▶ _SOURCE EXTRACT_
++++++

“For the kingdom of heaven is like a master of a house who went out early in the morning to hire laborers for his vineyard. 2 After agreeing with the laborers for a denarius a day, he sent them into his vineyard. 3 And going out about the third hour he saw others standing idle in the marketplace, 4 and to them he said, ‘You go into the vineyard too, and whatever is right I will give you.’ 5 So they went. Going out again about the sixth hour and the ninth hour, he did the same. 6 And about the eleventh hour he went out and found others standing. And he said to them, ‘Why do you stand here idle all day?’ 7 They said to him, ‘Because no one has hired us.’ He said to them, ‘You go into the vineyard too.’
– Matthew 20:1-7
The life of the average Christian is one of coming to and going away from God. This concept is illustrated in Martin Luther’s Explanation to the Third Article of the Apostles’ Creed: “the Holy Ghost has called me by the Gospel, enlightened me with His gifts, sanctified and kept me in the true faith; Even as He calls, gathers, enlightens, and sanctifies the whole Christian Church on earth, and keeps it with Jesus Christ in the one true faith; In which Christian Church He daily and richly forgives all sins to me and all believers”. This concept is also illustrated in Jesus’ Parable of the Workers in the Vineyard from the twentieth chapter of Matthew’s Gospel. How are these illustrations, Luther’s Explanation to the Third Article of the Apostles’ Creed and Jesus’ Parable of the Workers in the Vineyard (Matthew 20:1-16), connected? It is this connection which produces the life of the average Christian as one of “life in and out of the vineyard.”

++++++

▶ _EXCERPTED RECORDS_

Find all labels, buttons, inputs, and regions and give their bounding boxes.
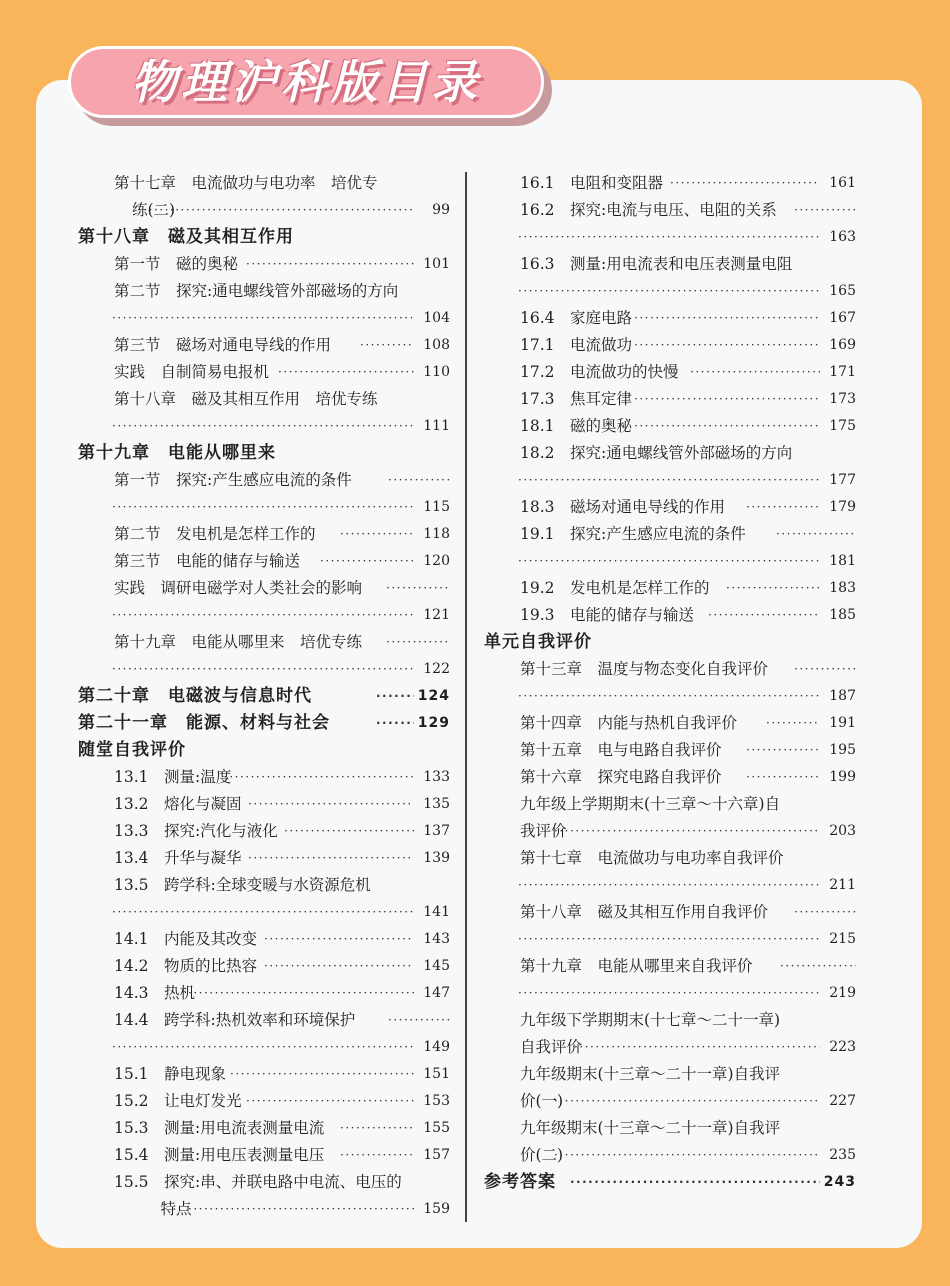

++++++

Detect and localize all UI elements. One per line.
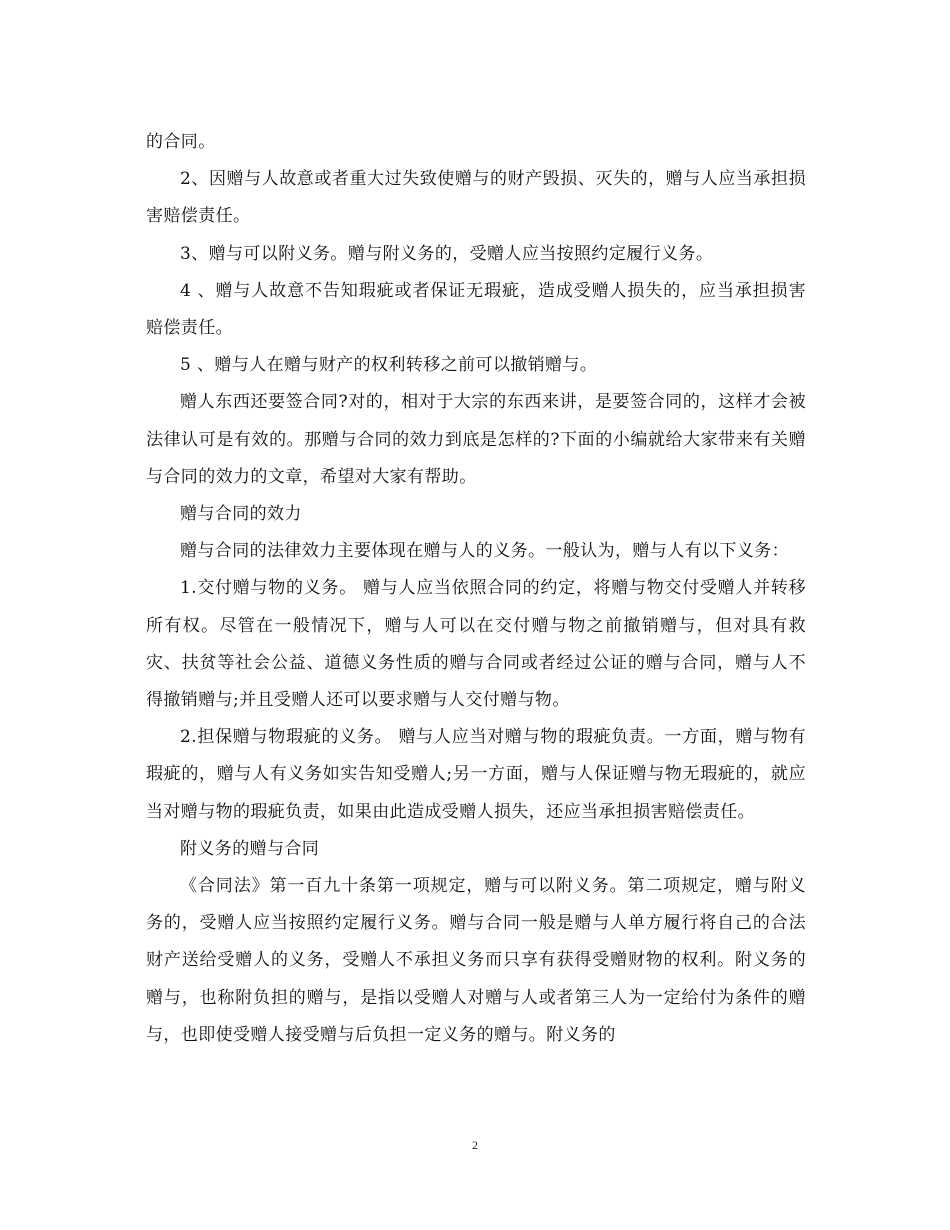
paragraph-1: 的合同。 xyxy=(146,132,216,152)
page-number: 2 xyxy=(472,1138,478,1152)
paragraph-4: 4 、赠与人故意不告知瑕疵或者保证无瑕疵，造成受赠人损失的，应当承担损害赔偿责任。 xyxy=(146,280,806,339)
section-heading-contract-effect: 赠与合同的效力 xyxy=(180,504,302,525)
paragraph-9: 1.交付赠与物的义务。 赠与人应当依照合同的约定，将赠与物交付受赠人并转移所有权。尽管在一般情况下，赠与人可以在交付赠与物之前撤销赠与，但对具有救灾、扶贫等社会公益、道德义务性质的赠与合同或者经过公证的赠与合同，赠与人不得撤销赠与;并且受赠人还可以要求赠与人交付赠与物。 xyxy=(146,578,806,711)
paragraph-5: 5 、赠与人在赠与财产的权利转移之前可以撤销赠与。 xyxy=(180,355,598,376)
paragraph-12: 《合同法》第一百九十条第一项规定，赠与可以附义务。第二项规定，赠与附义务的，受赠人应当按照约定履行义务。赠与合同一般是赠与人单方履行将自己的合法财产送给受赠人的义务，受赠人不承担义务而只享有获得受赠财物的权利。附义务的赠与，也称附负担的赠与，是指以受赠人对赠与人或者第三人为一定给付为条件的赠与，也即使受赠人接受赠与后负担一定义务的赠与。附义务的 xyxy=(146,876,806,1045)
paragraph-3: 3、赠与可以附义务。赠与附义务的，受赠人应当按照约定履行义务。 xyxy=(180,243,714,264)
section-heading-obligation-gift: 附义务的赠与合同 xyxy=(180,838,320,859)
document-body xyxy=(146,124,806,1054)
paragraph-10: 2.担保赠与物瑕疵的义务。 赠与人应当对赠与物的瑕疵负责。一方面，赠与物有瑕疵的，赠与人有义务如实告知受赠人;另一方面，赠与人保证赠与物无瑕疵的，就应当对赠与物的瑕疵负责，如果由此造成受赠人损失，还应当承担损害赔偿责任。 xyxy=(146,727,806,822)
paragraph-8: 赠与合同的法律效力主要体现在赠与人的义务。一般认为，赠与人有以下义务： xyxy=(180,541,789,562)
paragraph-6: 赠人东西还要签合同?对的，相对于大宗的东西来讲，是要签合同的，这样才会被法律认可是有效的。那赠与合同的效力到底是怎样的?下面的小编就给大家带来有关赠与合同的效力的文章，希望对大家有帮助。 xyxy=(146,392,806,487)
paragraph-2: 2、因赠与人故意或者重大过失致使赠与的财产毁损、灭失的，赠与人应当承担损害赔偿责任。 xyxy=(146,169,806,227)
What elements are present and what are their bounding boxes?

++++++

▶ _SHORT PROBLEM_
Answer these about the vineyard passage above:
(a) What pay did the master agree on with the laborers he hired early in the morning?
(b) What reason do the people found at the eleventh hour give for standing idle?
(c) Whose explanation of which article of the Apostles' Creed does the commentary quote?

▶ _EXERCISE ANSWER_
(a) A denarius a day.
(b) No one had hired them.
(c) Martin Luther's Explanation to the Third Article of the Apostles' Creed.